[Directive]
Write out every entry word for word.

[Stored data]
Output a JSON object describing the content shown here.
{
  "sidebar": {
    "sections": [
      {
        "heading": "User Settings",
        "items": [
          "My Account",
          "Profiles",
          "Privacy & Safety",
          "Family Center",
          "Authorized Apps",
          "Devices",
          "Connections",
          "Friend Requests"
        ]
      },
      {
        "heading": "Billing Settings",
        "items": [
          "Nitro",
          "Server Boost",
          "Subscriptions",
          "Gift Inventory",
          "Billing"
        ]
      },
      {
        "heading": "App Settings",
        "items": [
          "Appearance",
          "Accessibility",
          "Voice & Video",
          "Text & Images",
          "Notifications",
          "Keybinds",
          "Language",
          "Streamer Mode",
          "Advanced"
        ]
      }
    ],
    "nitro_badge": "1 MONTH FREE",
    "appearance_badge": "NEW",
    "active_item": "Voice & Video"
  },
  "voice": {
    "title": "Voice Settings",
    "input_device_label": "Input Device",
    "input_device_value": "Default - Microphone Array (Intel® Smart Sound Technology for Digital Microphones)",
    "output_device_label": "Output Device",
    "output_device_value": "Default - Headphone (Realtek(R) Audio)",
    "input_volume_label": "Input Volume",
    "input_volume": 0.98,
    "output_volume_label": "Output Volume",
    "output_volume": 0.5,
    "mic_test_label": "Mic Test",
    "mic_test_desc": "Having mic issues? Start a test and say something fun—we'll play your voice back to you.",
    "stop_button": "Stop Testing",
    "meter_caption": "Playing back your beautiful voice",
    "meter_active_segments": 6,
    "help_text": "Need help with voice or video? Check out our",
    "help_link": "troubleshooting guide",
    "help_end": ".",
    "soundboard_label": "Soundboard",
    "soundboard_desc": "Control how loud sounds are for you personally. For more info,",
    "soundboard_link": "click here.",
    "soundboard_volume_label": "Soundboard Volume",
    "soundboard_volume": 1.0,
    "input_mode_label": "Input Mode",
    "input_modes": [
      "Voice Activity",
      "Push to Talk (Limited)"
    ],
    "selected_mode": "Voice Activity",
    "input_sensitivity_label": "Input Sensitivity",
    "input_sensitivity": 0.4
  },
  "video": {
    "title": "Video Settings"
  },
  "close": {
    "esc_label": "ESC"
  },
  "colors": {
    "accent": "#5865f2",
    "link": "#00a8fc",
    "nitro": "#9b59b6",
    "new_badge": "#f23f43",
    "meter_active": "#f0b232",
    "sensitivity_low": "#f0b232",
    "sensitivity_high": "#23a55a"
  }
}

[Solution]
Output a JSON object describing the content shown here.
{
  "sidebar": {
    "sections": [
      {
        "heading": "User Settings",
        "items": [
          "My Account",
          "Profiles",
          "Privacy & Safety",
          "Family Center",
          "Authorized Apps",
          "Devices",
          "Connections",
          "Friend Requests"
        ]
      },
      {
        "heading": "Billing Settings",
        "items": [
          "Nitro",
          "Server Boost",
          "Subscriptions",
          "Gift Inventory",
          "Billing"
        ]
      },
      {
        "heading": "App Settings",
        "items": [
          "Appearance",
          "Accessibility",
          "Voice & Video",
          "Text & Images",
          "Notifications",
          "Keybinds",
          "Language",
          "Streamer Mode",
          "Advanced"
        ]
      }
    ],
    "nitro_badge": "1 MONTH FREE",
    "appearance_badge": "NEW",
    "active_item": "Voice & Video"
  },
  "voice": {
    "title": "Voice Settings",
    "input_device_label": "Input Device",
    "input_device_value": "Default - Microphone Array (Intel® Smart Sound Technology for Digital Microphones)",
    "output_device_label": "Output Device",
    "output_device_value": "Default - Headphone (Realtek(R) Audio)",
    "input_volume_label": "Input Volume",
    "input_volume": 0.98,
    "output_volume_label": "Output Volume",
    "output_volume": 0.5,
    "mic_test_label": "Mic Test",
    "mic_test_desc": "Having mic issues? Start a test and say something fun—we'll play your voice back to you.",
    "stop_button": "Stop Testing",
    "meter_caption": "Playing back your beautiful voice",
    "meter_active_segments": 6,
    "help_text": "Need help with voice or video? Check out our",
    "help_link": "troubleshooting guide",
    "help_end": ".",
    "soundboard_label": "Soundboard",
    "soundboard_desc": "Control how loud sounds are for you personally. For more info,",
    "soundboard_link": "click here.",
    "soundboard_volume_label": "Soundboard Volume",
    "soundboard_volume": 1.0,
    "input_mode_label": "Input Mode",
    "input_modes": [
      "Voice Activity",
      "Push to Talk (Limited)"
    ],
    "selected_mode": "Voice Activity",
    "input_sensitivity_label": "Input Sensitivity",
    "input_sensitivity": 0.4
  },
  "video": {
    "title": "Video Settings"
  },
  "close": {
    "esc_label": "ESC"
  },
  "colors": {
    "accent": "#5865f2",
    "link": "#00a8fc",
    "nitro": "#9b59b6",
    "new_badge": "#f23f43",
    "meter_active": "#f0b232",
    "sensitivity_low": "#f0b232",
    "sensitivity_high": "#23a55a"
  }
}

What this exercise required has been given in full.